**DIRECTIVE**
Reproduce all of the data below word for word, leaving out the pictures.

**DATA FOR THE TASK**
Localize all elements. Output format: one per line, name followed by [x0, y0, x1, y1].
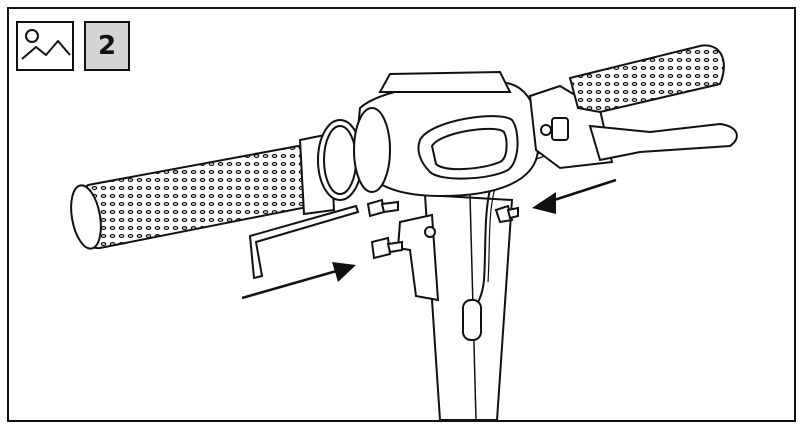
image-placeholder-icon: [21, 29, 71, 60]
figure-frame: [7, 7, 796, 422]
right-grip: [568, 44, 725, 114]
cable-clip: [462, 299, 482, 341]
image-icon-box: [16, 21, 74, 71]
left-collar: [298, 119, 363, 216]
arrow-left-indicator: [241, 262, 356, 300]
allen-key: [249, 205, 359, 279]
display-housing: [353, 70, 540, 198]
step-number-badge: 2: [84, 21, 130, 71]
step-number: 2: [97, 31, 117, 61]
bolt-left: [370, 236, 403, 260]
arrow-right-indicator: [532, 178, 617, 214]
bolt-top: [366, 198, 399, 218]
bolt-right: [494, 204, 519, 224]
left-grip: [70, 144, 317, 250]
mounting-bracket: [396, 213, 440, 302]
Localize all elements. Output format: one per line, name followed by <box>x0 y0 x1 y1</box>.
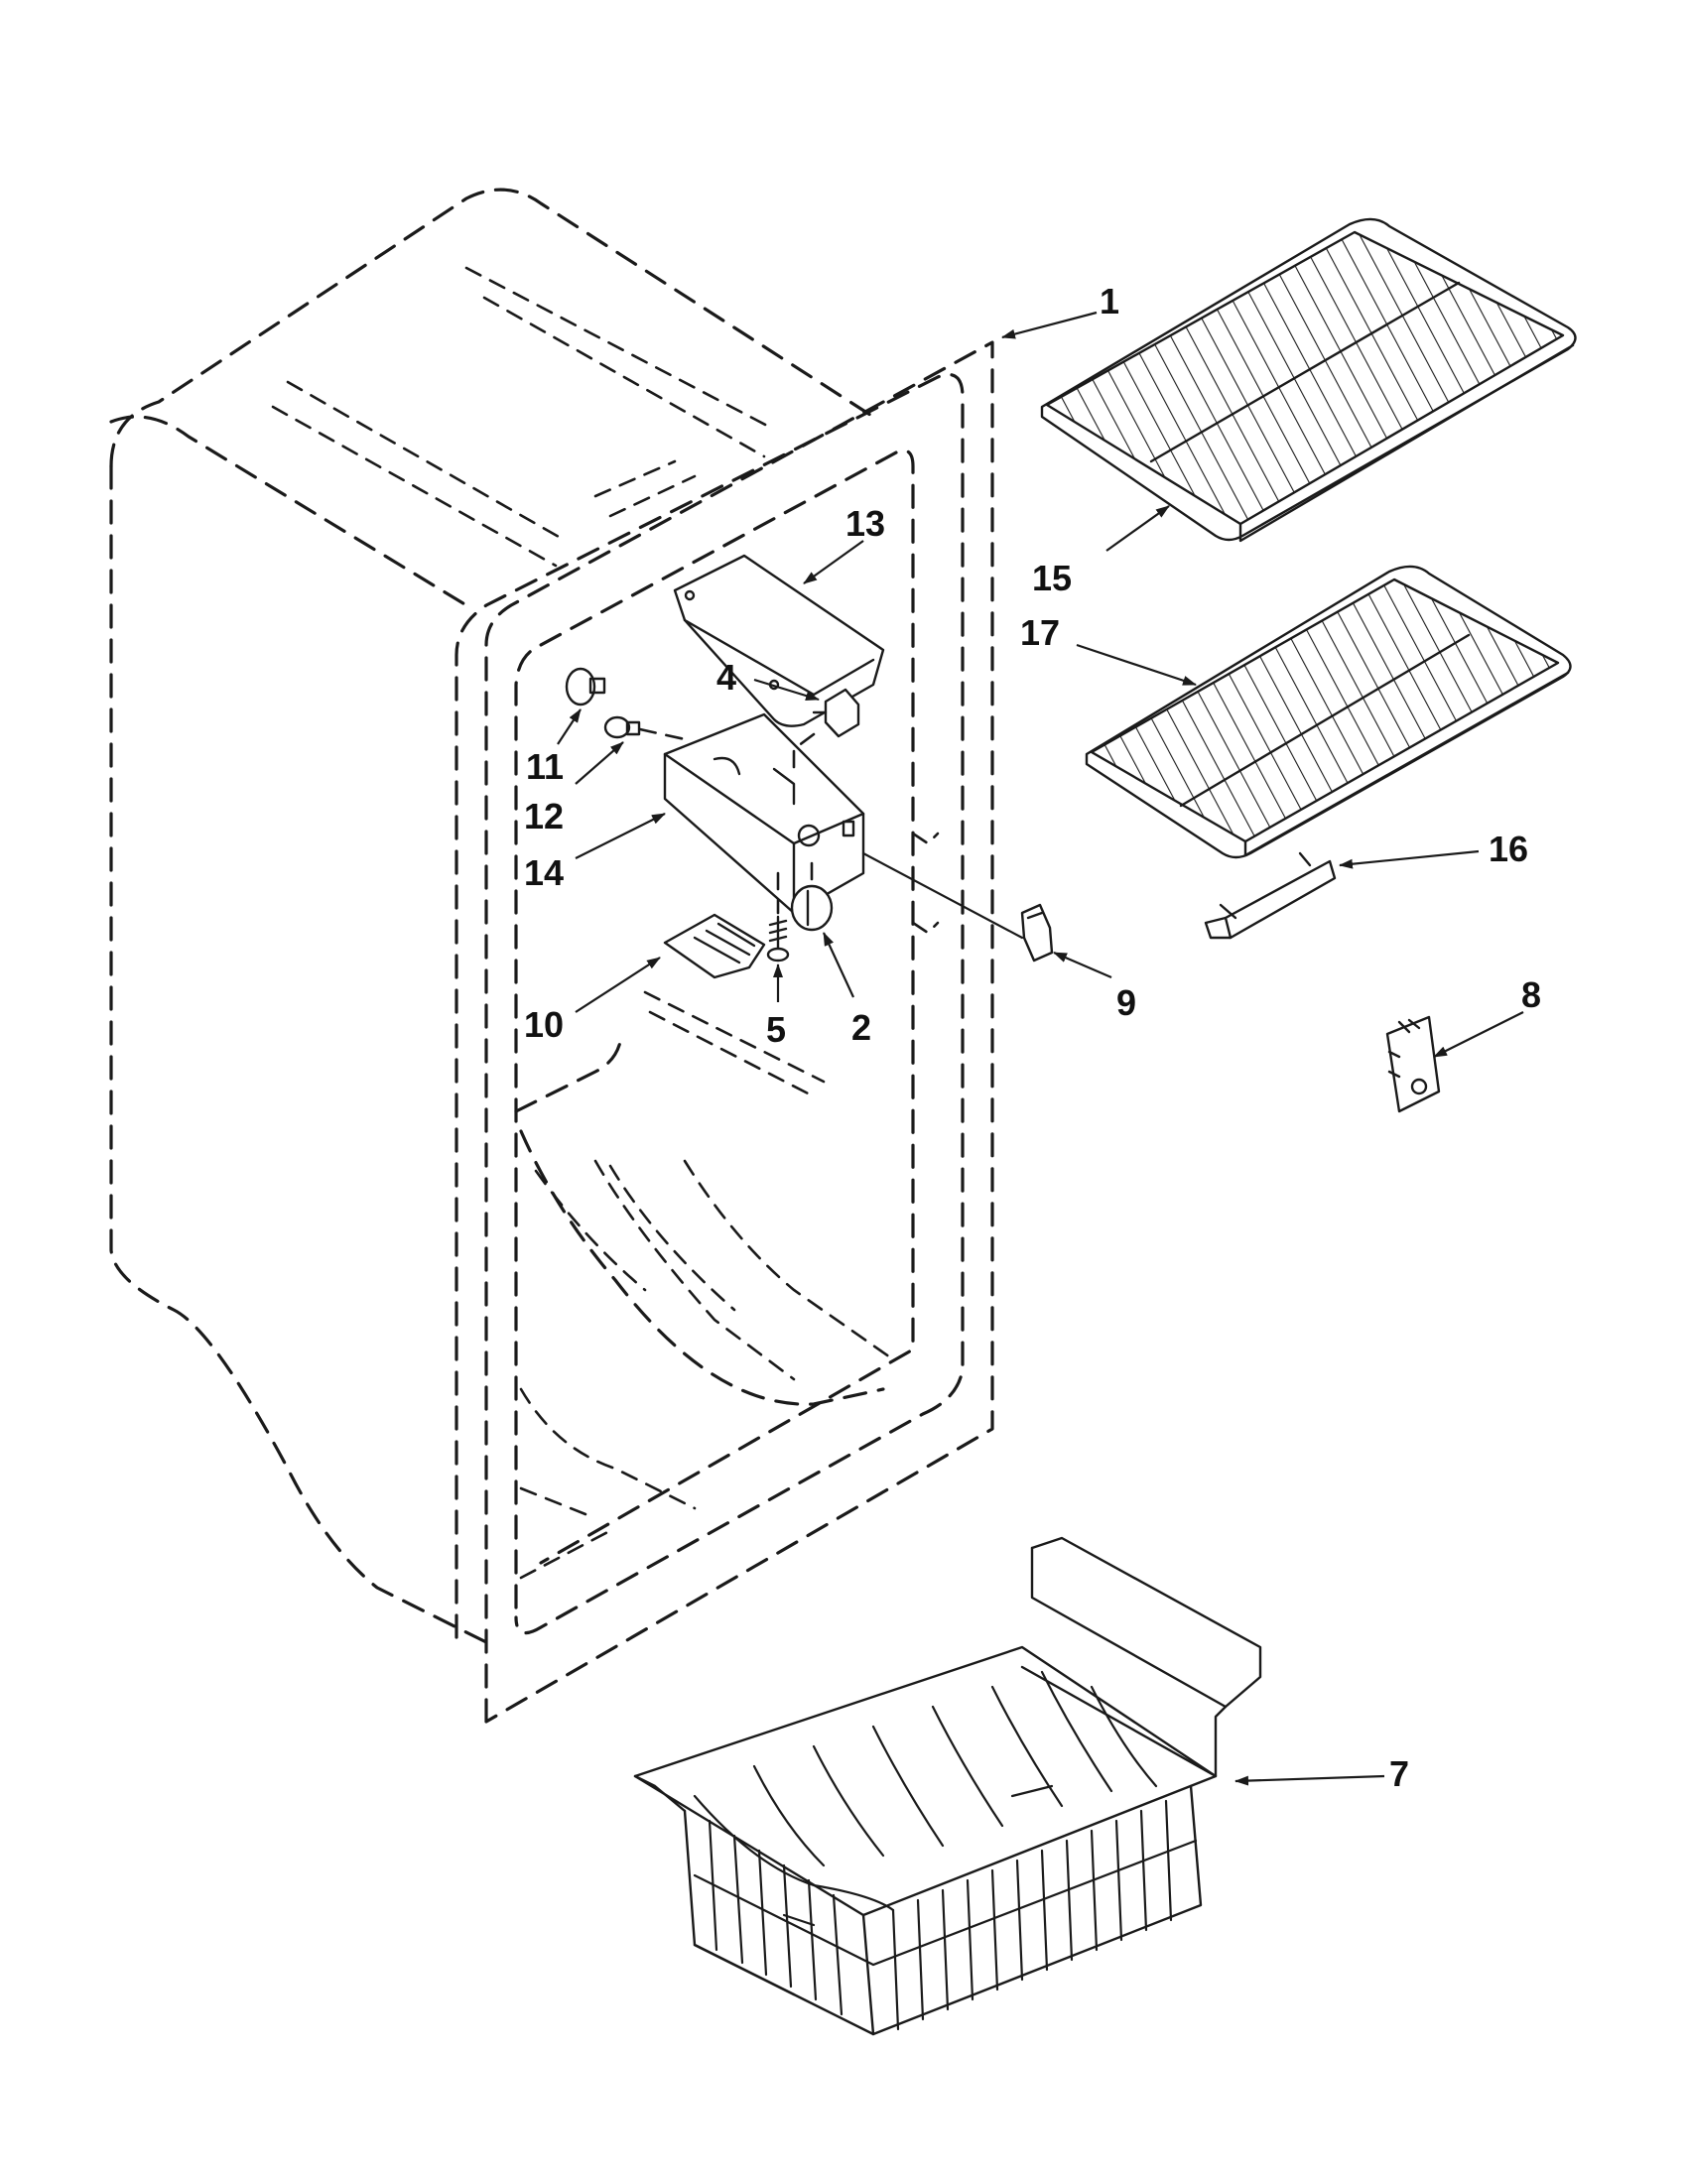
temperature-control <box>1385 1015 1441 1113</box>
callout-14: 14 <box>524 852 564 893</box>
leader-lines <box>557 311 1524 1786</box>
leader-9 <box>1053 951 1112 979</box>
callout-2: 2 <box>851 1007 871 1048</box>
callout-4: 4 <box>716 657 736 698</box>
wire-shelf-lower <box>1085 565 1572 859</box>
callout-10: 10 <box>524 1004 564 1045</box>
leader-13 <box>803 540 864 584</box>
leader-17 <box>1076 643 1197 687</box>
leader-11 <box>557 708 582 745</box>
callout-13: 13 <box>845 503 885 544</box>
light-housing <box>663 712 865 915</box>
freezer-basket <box>633 1536 1262 2036</box>
light-bulb <box>565 667 606 707</box>
screw <box>766 915 790 963</box>
callout-12: 12 <box>524 796 564 836</box>
assembly-connection-lines <box>638 727 1024 940</box>
switch-actuator <box>812 688 860 738</box>
leader-10 <box>575 957 661 1013</box>
callout-5: 5 <box>766 1009 786 1050</box>
wire-shelf-upper <box>1040 217 1577 543</box>
leader-14 <box>575 813 666 859</box>
door-switch <box>1020 903 1054 963</box>
light-bulb-small <box>603 715 641 739</box>
callout-8: 8 <box>1521 974 1541 1015</box>
callout-16: 16 <box>1489 829 1528 869</box>
shelf-retainer-bar <box>1204 851 1337 940</box>
leader-1 <box>1001 311 1098 339</box>
leader-12 <box>575 741 624 785</box>
control-knob <box>790 884 834 932</box>
callout-9: 9 <box>1116 982 1136 1023</box>
leader-2 <box>823 932 854 998</box>
leader-8 <box>1433 1011 1524 1058</box>
callout-labels: 1 2 4 5 7 8 9 10 11 12 13 14 15 16 17 <box>524 281 1541 1794</box>
callout-1: 1 <box>1100 281 1119 321</box>
leader-15 <box>1105 505 1170 552</box>
leader-4 <box>753 678 820 702</box>
light-lens <box>663 913 766 979</box>
cabinet-liner <box>109 188 994 1724</box>
callout-7: 7 <box>1389 1753 1409 1794</box>
leader-16 <box>1339 849 1480 869</box>
callout-15: 15 <box>1032 558 1072 598</box>
leader-7 <box>1234 1774 1385 1786</box>
callout-11: 11 <box>526 746 564 787</box>
callout-17: 17 <box>1020 612 1060 653</box>
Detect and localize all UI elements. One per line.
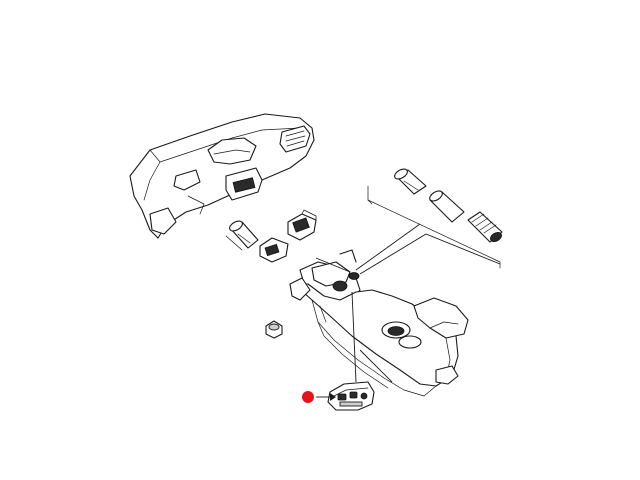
callout-marker[interactable] xyxy=(302,391,336,403)
leader-line-upper xyxy=(315,257,351,273)
switch-module-square[interactable] xyxy=(287,209,317,241)
lighter-socket[interactable] xyxy=(467,211,503,244)
center-console[interactable] xyxy=(289,249,469,397)
callout-arrowhead xyxy=(330,393,336,401)
leader-line-lighter-2 xyxy=(359,233,501,275)
highlight-dot xyxy=(302,391,314,403)
leader-line-console xyxy=(359,349,393,383)
power-socket[interactable] xyxy=(225,219,289,263)
lighter-plug[interactable] xyxy=(393,167,427,195)
usb-aux-port-module[interactable] xyxy=(327,381,375,411)
cap-nut[interactable] xyxy=(265,320,283,339)
cigarette-lighter-set[interactable] xyxy=(367,167,503,269)
leader-line-usb xyxy=(351,291,357,383)
lighter-sleeve[interactable] xyxy=(428,189,465,223)
leader-line-lighter xyxy=(355,223,421,271)
leader-lines xyxy=(315,223,501,383)
dashboard-assembly[interactable] xyxy=(129,113,315,239)
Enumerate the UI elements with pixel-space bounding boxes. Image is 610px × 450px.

**COMPLETE ANSWER**
Localize all elements. Output format: one per line, name followed by [x0, y0, x1, y1].
image-placeholder-icon: [21, 29, 71, 60]
figure-frame: [7, 7, 796, 422]
right-grip: [568, 44, 725, 114]
cable-clip: [462, 299, 482, 341]
image-icon-box: [16, 21, 74, 71]
left-collar: [298, 119, 363, 216]
arrow-left-indicator: [241, 262, 356, 300]
allen-key: [249, 205, 359, 279]
display-housing: [353, 70, 540, 198]
step-number-badge: 2: [84, 21, 130, 71]
step-number: 2: [97, 31, 117, 61]
bolt-left: [370, 236, 403, 260]
arrow-right-indicator: [532, 178, 617, 214]
bolt-top: [366, 198, 399, 218]
bolt-right: [494, 204, 519, 224]
left-grip: [70, 144, 317, 250]
mounting-bracket: [396, 213, 440, 302]
Localize all elements. Output format: one per line, name followed by <box>x0 y0 x1 y1</box>.
temperature-control <box>1385 1015 1441 1113</box>
callout-14: 14 <box>524 852 564 893</box>
leader-lines <box>557 311 1524 1786</box>
leader-9 <box>1053 951 1112 979</box>
callout-2: 2 <box>851 1007 871 1048</box>
callout-4: 4 <box>716 657 736 698</box>
wire-shelf-lower <box>1085 565 1572 859</box>
callout-10: 10 <box>524 1004 564 1045</box>
leader-13 <box>803 540 864 584</box>
leader-17 <box>1076 643 1197 687</box>
leader-11 <box>557 708 582 745</box>
callout-13: 13 <box>845 503 885 544</box>
light-housing <box>663 712 865 915</box>
freezer-basket <box>633 1536 1262 2036</box>
light-bulb <box>565 667 606 707</box>
screw <box>766 915 790 963</box>
callout-12: 12 <box>524 796 564 836</box>
assembly-connection-lines <box>638 727 1024 940</box>
switch-actuator <box>812 688 860 738</box>
leader-10 <box>575 957 661 1013</box>
callout-5: 5 <box>766 1009 786 1050</box>
wire-shelf-upper <box>1040 217 1577 543</box>
leader-14 <box>575 813 666 859</box>
door-switch <box>1020 903 1054 963</box>
light-bulb-small <box>603 715 641 739</box>
callout-8: 8 <box>1521 974 1541 1015</box>
callout-16: 16 <box>1489 829 1528 869</box>
shelf-retainer-bar <box>1204 851 1337 940</box>
leader-1 <box>1001 311 1098 339</box>
leader-12 <box>575 741 624 785</box>
control-knob <box>790 884 834 932</box>
callout-9: 9 <box>1116 982 1136 1023</box>
leader-2 <box>823 932 854 998</box>
leader-8 <box>1433 1011 1524 1058</box>
callout-labels: 1 2 4 5 7 8 9 10 11 12 13 14 15 16 17 <box>524 281 1541 1794</box>
callout-1: 1 <box>1100 281 1119 321</box>
leader-15 <box>1105 505 1170 552</box>
leader-4 <box>753 678 820 702</box>
light-lens <box>663 913 766 979</box>
cabinet-liner <box>109 188 994 1724</box>
callout-7: 7 <box>1389 1753 1409 1794</box>
leader-16 <box>1339 849 1480 869</box>
callout-15: 15 <box>1032 558 1072 598</box>
leader-7 <box>1234 1774 1385 1786</box>
callout-11: 11 <box>526 746 564 787</box>
callout-17: 17 <box>1020 612 1060 653</box>
Detect and localize all UI elements. One per line.
callout-marker[interactable] xyxy=(302,391,336,403)
leader-line-upper xyxy=(315,257,351,273)
switch-module-square[interactable] xyxy=(287,209,317,241)
lighter-socket[interactable] xyxy=(467,211,503,244)
center-console[interactable] xyxy=(289,249,469,397)
callout-arrowhead xyxy=(330,393,336,401)
leader-line-lighter-2 xyxy=(359,233,501,275)
highlight-dot xyxy=(302,391,314,403)
leader-line-console xyxy=(359,349,393,383)
power-socket[interactable] xyxy=(225,219,289,263)
lighter-plug[interactable] xyxy=(393,167,427,195)
usb-aux-port-module[interactable] xyxy=(327,381,375,411)
cap-nut[interactable] xyxy=(265,320,283,339)
cigarette-lighter-set[interactable] xyxy=(367,167,503,269)
leader-line-usb xyxy=(351,291,357,383)
lighter-sleeve[interactable] xyxy=(428,189,465,223)
leader-line-lighter xyxy=(355,223,421,271)
leader-lines xyxy=(315,223,501,383)
dashboard-assembly[interactable] xyxy=(129,113,315,239)
Enumerate the UI elements with pixel-space bounding boxes. Image is 610px × 450px.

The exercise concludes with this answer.